» **SHORT PROBLEM**
Determine how many lines carry the word "team". Output that number only.
======== DATASET ROWS ========
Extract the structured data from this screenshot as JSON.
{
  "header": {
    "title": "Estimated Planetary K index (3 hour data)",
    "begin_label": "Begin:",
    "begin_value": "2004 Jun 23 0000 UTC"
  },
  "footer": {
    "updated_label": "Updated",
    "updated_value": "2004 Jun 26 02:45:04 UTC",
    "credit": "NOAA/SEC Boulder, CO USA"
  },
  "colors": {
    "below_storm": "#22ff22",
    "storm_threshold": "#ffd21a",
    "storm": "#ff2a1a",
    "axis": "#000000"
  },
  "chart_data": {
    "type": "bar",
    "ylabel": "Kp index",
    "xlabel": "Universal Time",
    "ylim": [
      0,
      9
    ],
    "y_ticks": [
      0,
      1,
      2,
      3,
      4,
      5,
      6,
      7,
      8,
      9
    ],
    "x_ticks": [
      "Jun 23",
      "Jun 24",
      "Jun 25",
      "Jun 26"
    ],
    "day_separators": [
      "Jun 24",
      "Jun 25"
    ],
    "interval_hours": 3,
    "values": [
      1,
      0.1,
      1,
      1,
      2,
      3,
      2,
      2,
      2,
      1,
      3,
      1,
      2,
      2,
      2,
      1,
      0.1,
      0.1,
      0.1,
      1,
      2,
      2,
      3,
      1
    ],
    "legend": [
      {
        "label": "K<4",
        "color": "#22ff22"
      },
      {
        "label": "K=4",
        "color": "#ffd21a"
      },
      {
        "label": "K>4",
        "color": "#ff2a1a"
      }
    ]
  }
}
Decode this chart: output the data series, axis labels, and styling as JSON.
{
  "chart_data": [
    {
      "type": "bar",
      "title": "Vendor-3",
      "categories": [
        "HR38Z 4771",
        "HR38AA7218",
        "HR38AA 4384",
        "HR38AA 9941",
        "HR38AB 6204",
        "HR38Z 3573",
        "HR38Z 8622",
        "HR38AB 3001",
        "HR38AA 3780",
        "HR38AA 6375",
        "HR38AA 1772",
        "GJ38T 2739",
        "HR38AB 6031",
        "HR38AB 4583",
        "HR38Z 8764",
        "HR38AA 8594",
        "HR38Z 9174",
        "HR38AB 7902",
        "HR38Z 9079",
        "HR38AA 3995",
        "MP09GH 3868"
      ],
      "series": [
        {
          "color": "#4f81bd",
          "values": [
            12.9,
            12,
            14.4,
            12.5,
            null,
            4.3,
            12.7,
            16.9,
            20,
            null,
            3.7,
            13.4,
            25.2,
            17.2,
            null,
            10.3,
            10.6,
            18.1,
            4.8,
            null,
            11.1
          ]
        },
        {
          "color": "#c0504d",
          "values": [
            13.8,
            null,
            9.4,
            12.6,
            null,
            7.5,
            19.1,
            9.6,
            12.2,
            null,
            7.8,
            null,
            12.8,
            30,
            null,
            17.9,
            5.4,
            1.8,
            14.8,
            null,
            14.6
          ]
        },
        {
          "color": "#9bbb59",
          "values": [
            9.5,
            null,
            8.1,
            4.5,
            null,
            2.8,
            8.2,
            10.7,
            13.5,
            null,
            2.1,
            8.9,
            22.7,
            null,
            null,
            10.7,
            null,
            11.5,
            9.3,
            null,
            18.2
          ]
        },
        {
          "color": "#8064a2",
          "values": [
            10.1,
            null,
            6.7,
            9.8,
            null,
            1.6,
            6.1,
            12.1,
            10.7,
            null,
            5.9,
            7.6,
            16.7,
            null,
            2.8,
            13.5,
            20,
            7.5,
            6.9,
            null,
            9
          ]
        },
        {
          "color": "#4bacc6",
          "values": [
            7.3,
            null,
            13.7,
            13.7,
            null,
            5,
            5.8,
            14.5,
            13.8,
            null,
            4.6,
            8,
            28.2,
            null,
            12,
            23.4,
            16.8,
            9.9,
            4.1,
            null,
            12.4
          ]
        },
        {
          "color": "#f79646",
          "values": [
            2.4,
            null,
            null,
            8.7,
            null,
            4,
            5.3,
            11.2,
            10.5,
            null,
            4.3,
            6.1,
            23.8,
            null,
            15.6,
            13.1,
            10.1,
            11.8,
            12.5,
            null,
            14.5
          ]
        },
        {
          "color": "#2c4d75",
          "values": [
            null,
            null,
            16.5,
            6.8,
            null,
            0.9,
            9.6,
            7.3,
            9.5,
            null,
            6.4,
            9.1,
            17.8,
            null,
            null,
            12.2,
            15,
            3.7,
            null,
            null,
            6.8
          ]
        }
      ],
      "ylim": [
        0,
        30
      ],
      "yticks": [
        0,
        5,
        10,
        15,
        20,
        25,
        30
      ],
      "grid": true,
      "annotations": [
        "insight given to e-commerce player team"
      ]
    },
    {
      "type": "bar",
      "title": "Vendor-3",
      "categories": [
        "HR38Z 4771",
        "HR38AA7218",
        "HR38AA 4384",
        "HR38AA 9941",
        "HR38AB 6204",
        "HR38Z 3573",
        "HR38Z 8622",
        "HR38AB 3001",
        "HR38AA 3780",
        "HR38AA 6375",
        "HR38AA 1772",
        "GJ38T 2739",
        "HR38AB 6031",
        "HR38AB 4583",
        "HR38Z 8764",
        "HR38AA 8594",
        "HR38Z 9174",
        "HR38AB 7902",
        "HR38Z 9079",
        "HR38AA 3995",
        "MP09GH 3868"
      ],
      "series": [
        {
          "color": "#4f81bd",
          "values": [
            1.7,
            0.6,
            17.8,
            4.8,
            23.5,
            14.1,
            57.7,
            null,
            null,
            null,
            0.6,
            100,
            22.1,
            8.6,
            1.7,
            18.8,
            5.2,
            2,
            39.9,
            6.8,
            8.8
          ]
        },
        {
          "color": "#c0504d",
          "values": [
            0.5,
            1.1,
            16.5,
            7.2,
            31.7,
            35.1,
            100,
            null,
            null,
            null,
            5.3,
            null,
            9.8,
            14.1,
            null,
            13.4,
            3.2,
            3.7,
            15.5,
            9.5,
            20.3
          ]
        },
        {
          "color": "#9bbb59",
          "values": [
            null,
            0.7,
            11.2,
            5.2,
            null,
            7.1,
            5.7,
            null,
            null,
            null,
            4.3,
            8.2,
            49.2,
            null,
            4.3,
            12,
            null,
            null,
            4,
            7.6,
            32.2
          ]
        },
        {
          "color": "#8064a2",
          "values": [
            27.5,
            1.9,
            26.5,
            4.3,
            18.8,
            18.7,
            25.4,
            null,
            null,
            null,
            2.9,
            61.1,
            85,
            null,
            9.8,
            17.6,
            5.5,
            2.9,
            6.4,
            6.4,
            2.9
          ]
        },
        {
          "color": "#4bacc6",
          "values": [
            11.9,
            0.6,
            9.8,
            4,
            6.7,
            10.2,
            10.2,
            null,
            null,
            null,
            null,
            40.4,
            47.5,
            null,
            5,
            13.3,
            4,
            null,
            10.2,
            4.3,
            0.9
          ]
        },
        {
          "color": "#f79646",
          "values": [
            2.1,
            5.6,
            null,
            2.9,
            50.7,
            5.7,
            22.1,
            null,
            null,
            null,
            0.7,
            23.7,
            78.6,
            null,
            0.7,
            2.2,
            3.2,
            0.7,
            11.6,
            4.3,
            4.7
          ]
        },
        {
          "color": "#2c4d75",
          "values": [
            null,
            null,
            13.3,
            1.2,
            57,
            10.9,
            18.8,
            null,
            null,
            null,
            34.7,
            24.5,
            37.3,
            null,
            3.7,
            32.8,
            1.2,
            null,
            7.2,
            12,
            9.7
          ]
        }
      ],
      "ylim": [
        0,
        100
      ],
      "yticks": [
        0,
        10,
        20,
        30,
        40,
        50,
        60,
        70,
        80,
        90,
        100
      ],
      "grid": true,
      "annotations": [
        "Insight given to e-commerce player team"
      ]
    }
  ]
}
========
» **FINISHED TASK**
2